ТЕКСТ ДЛЯ ЧТЕНИЯ ->
*-*-*

Вера гордится тем, что она – человек приземленный. Down-to-earth, в хорошем смысле. Это в России «приземленный» значит сбитый летчик, а на Западе это здоровая расчетливость и успех. У Веры в ее сорок «с гаком» есть все — карьера, муж, ребенок, моргидж в Лондоне. Все перспективное и запланированное. Есть только одно «но» — Родина. C Родиной Вере никак не удается выяснить отношения, несмотря на все ее расчетливость и практицизм.

— Сначала были живы родители, приходилось ездить навещать. Потом возня с наследством. Я ведь не из Москвы, а из глубинки. Каждая поездка – километры нервов, пыль на зубах, боль в спине. Если бы я выбирала страну рождения, Россия была бы в последней десятке. Но и не ездить не могу. Глупо, правда?

Я молчу. Вера платит мне гонорар не за готовые рецепты. Я всего лишь помогаю ей отбирать нужные для жизни ингредиенты, а «коктейль» взбивает она сама.

— Рада бы отвязаться, да что-то все время не срастается с продажей родительской квартиры. Там ведь проблемы на каждом шагу, все не «для», а вопреки. Квартирантов не пустишь – за ними глаз да глаз нужен. С коммуналкой все время какая-то свистопляска. Набегаешься за какой-нибудь бумажкой, приползешь домой, а там в подъезде нагадили, воду отключили, по телевизору какой-то бред. Ни в чем ни капли здравого смысла…Бывает так гнусно, стыдно, что я русская, что одна из них. А посидишь вечерком на даче с друзьями, потом утром проснешься – по радио гимн, за стенкой соседи ругаются, в окно синичка стучит. И чувство такое, как будто я… дома. Понимаете, у меня за долгие годы ни разу не было такого чувства здесь, в Англии. Потом выхожу на улицу, и к обеду опять ненавижу! Уезжаю все время «навсегда», не оборачиваясь. А через полгода опять в Россию тянет, зудит, как отрезанная нога.

Говорят, что родиться лучше всего в Швеции, учиться в Англии, работать в Америке, а скучать – по России. Говорят, именно русские придумали ностальгию. Тоска по родине, как любая тоска, чувство иррациональное, но кто ждет от русского человека рациональности? Вера рассказывает о России как о живом человеке. И отношения между ними рваные, бурные, как бывают между родными людьми – вместе тесно, а порознь тошно.

*-*-*

СОХРАНЁННЫЕ ДАННЫЕ ->
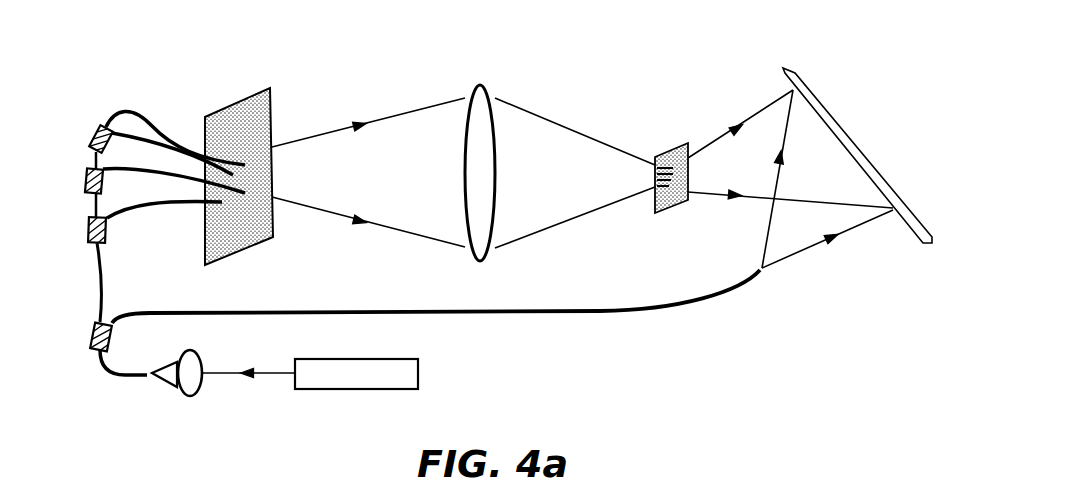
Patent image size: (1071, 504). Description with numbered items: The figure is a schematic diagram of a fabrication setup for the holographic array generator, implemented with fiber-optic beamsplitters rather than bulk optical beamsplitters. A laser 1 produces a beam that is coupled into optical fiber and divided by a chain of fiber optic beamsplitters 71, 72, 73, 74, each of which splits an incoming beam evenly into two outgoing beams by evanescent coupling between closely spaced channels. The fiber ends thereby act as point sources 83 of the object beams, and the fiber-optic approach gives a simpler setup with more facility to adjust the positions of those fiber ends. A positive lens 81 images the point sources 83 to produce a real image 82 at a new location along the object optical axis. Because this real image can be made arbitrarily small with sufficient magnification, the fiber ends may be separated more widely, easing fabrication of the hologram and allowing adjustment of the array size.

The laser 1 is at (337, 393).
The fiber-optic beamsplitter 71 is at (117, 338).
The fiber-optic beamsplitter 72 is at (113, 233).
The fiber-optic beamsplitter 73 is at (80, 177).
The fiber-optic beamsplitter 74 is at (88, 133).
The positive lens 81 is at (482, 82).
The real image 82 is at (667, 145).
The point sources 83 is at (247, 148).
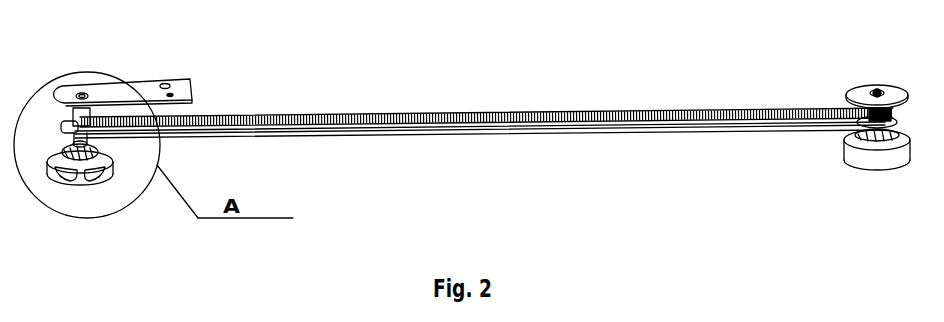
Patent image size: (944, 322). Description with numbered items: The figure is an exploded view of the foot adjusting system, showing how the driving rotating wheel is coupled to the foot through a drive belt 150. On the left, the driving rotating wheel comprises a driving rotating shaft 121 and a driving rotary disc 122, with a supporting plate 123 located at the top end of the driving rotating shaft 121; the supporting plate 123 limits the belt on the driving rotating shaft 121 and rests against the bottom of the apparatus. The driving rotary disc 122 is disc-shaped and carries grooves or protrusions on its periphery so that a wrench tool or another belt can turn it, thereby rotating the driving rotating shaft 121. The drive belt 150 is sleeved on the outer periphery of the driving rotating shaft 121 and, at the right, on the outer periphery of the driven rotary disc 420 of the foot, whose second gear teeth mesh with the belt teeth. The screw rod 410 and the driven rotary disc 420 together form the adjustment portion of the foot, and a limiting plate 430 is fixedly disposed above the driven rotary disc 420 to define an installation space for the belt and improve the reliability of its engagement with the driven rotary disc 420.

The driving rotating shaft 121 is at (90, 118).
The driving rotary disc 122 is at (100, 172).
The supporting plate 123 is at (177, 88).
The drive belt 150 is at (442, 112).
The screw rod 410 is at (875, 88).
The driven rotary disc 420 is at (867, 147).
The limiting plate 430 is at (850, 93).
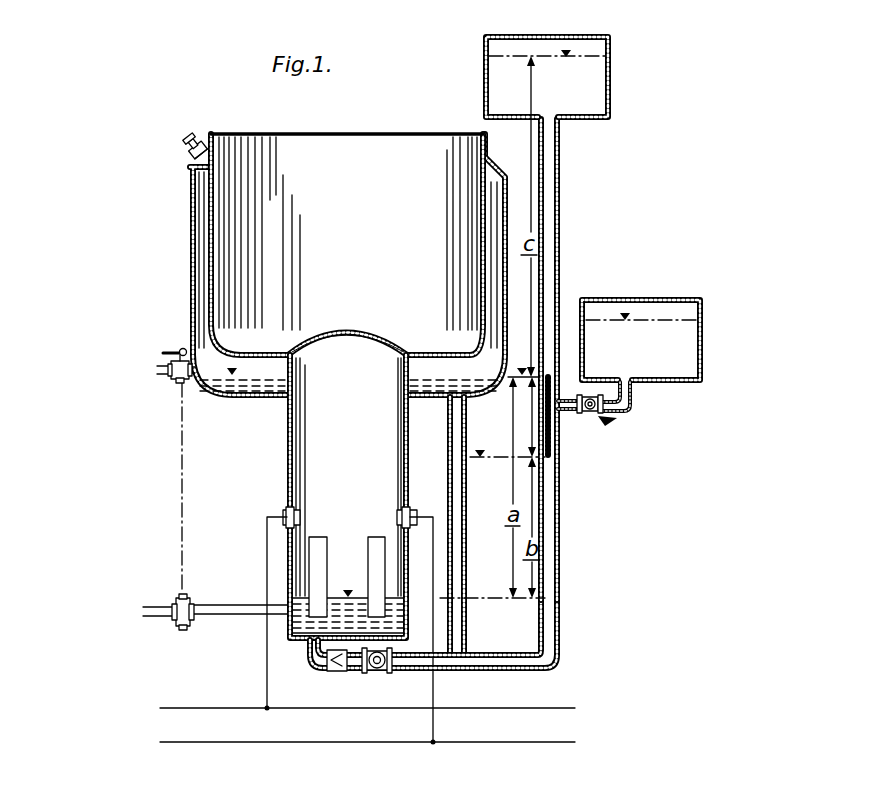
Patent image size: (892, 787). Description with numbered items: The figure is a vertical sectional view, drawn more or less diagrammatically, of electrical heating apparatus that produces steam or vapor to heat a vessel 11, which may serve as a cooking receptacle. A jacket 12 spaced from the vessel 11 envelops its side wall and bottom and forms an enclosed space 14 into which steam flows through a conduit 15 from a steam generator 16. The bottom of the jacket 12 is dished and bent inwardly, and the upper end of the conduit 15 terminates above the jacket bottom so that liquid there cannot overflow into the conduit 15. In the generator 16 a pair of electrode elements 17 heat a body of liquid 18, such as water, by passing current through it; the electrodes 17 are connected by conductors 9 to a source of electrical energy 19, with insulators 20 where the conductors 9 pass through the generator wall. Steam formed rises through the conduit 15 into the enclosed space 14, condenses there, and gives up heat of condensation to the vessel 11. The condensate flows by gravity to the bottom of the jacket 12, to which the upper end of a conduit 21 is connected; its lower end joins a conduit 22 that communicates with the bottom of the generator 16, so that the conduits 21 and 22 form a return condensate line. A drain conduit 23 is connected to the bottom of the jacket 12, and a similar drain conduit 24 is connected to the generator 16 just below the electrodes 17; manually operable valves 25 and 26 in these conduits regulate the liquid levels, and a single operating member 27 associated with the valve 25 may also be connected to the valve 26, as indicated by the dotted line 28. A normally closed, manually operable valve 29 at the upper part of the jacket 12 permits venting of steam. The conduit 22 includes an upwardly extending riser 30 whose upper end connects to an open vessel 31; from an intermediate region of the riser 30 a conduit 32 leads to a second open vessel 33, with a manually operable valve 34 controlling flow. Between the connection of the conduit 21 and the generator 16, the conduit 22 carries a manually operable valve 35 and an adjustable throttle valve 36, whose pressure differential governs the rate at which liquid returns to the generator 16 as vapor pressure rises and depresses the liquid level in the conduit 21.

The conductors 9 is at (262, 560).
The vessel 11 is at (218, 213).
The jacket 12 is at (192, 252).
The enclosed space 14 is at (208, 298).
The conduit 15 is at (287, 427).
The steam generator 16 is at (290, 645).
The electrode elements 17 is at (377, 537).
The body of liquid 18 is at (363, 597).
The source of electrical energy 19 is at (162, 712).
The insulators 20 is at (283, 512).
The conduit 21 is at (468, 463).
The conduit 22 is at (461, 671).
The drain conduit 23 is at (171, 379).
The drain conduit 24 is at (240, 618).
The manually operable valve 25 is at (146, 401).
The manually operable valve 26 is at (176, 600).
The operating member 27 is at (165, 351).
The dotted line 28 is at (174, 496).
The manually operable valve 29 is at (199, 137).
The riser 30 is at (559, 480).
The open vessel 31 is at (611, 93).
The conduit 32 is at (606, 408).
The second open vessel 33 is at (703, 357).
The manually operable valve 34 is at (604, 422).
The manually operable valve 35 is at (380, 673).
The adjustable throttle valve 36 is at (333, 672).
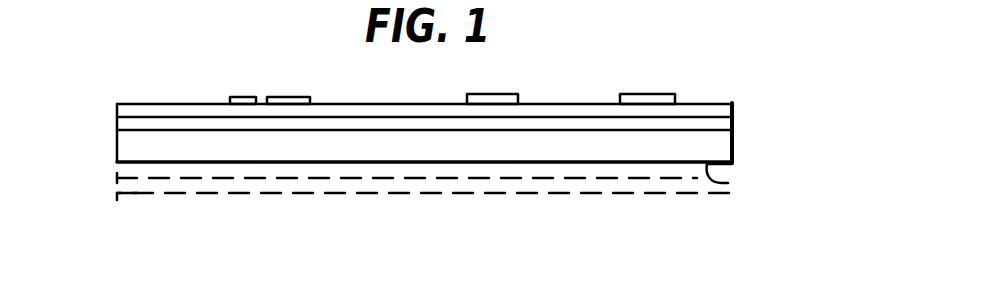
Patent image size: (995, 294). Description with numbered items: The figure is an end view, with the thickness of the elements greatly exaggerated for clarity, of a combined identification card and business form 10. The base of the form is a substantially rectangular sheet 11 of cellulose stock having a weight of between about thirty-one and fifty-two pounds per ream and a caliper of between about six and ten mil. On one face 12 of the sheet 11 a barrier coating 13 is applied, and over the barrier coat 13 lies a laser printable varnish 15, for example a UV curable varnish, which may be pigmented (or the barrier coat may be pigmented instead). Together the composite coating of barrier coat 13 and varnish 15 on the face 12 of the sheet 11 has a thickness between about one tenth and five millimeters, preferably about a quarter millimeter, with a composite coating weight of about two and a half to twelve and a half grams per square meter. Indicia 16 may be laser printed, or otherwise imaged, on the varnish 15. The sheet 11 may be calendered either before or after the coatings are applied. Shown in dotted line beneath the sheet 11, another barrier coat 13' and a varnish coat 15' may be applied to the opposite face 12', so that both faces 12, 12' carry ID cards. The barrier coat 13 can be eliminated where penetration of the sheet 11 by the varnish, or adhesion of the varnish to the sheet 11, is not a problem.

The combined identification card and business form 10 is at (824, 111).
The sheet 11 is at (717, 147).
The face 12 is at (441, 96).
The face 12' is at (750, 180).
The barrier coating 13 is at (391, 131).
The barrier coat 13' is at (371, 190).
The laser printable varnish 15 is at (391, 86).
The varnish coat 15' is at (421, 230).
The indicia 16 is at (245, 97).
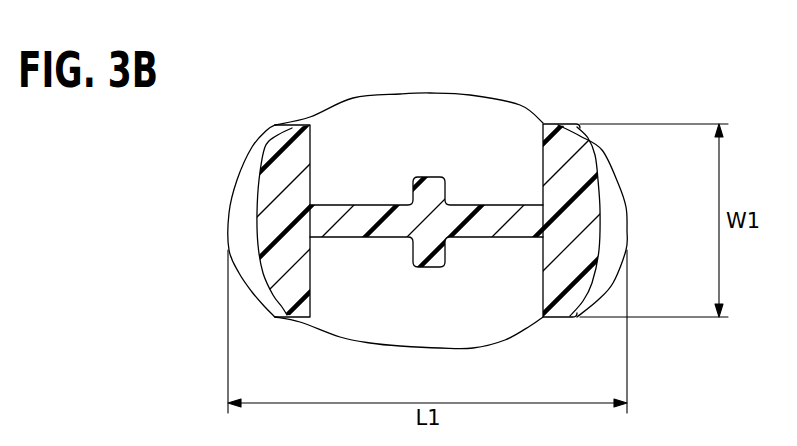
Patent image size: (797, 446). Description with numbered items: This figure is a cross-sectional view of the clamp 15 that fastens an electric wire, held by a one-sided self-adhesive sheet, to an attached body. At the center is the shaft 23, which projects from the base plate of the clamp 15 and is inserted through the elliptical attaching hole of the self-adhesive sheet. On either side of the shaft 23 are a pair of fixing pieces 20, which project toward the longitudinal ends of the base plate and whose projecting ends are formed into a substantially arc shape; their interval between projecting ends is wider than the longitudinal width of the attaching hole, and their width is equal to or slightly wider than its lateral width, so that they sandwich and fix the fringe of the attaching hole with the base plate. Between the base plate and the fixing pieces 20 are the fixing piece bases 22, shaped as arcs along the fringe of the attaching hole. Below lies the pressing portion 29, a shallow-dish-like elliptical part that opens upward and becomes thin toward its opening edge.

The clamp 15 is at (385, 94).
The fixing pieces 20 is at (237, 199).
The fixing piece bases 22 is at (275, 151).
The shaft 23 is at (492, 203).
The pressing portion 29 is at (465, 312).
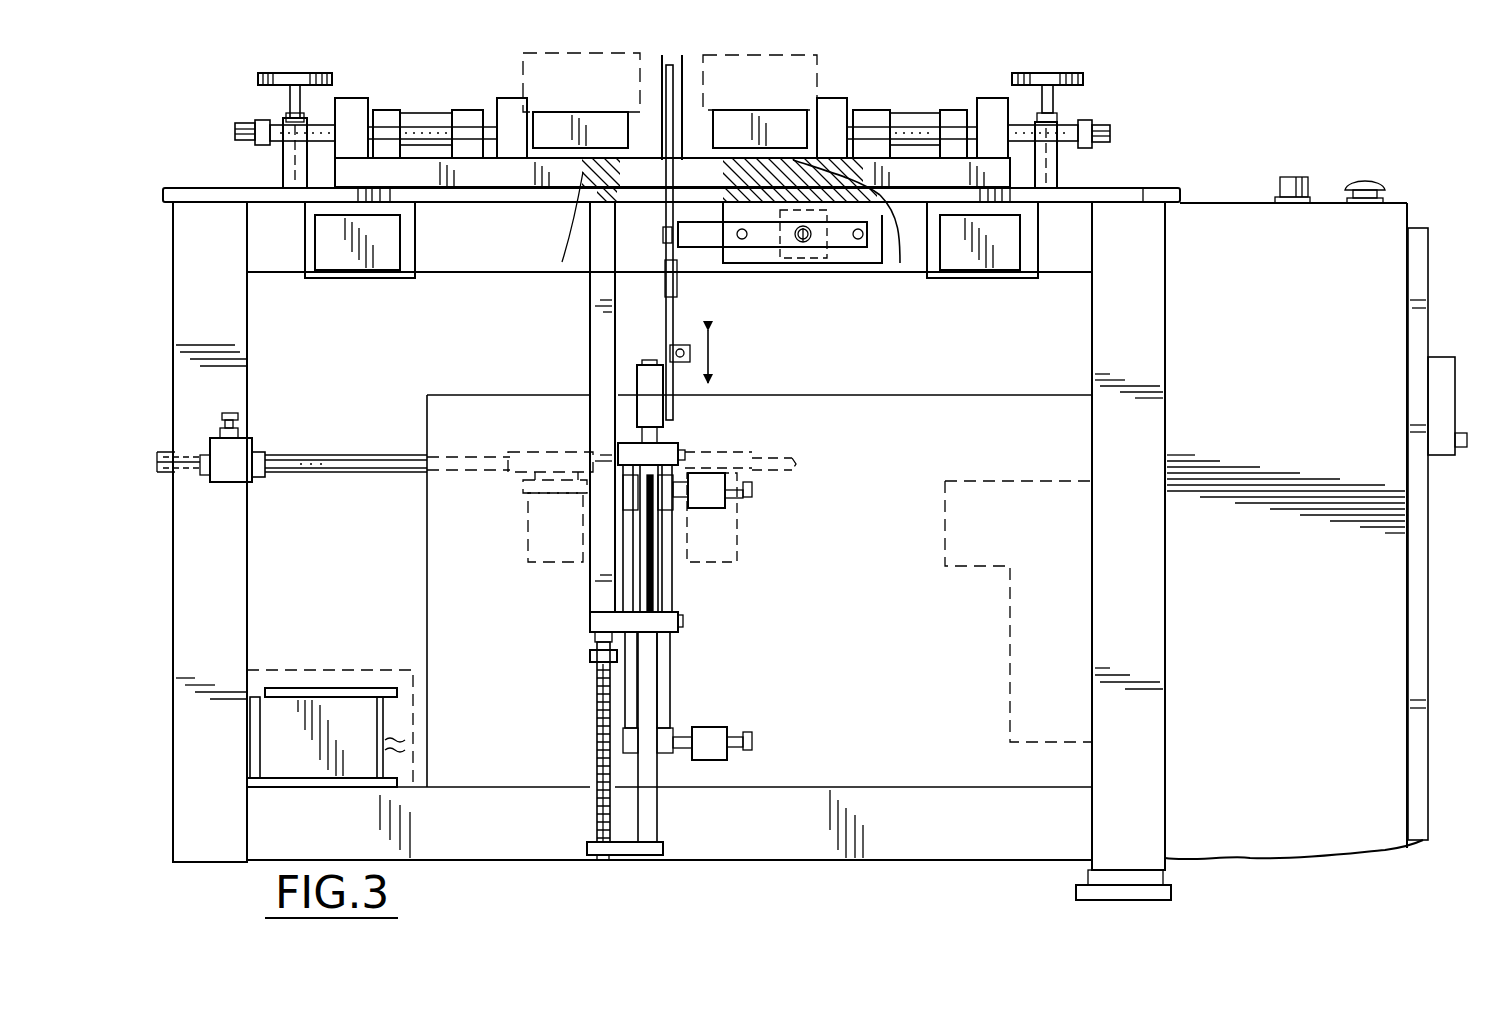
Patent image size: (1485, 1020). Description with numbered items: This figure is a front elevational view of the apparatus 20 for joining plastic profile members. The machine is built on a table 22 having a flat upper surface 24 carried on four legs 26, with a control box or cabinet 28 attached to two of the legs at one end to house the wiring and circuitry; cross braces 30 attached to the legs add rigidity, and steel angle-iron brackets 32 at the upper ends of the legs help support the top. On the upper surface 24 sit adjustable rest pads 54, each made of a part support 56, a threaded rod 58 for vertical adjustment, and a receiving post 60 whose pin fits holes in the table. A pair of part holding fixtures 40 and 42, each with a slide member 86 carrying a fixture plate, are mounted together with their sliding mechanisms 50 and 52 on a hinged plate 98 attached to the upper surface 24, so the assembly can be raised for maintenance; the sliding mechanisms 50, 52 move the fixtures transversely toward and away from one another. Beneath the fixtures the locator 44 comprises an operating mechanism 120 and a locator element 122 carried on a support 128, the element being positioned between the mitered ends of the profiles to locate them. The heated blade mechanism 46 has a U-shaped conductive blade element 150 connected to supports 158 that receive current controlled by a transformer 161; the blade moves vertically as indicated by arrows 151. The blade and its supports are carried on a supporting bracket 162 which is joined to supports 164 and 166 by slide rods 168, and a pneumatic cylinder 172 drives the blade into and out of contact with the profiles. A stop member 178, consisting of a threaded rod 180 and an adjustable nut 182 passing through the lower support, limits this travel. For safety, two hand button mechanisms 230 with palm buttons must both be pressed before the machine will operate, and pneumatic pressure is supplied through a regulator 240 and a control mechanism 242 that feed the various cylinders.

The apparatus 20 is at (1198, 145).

*-*-*

Ответьте на вопросы по тексту о Вере:
1. В каком городе у Веры моргидж?
2. Что звучит по радио, когда Вера утром просыпается после вечера на даче?
3. В какой стране, как говорят, лучше всего родиться?
Опирайтесь только на текст.

1. В Лондоне.
2. Гимн.
3. В Швеции.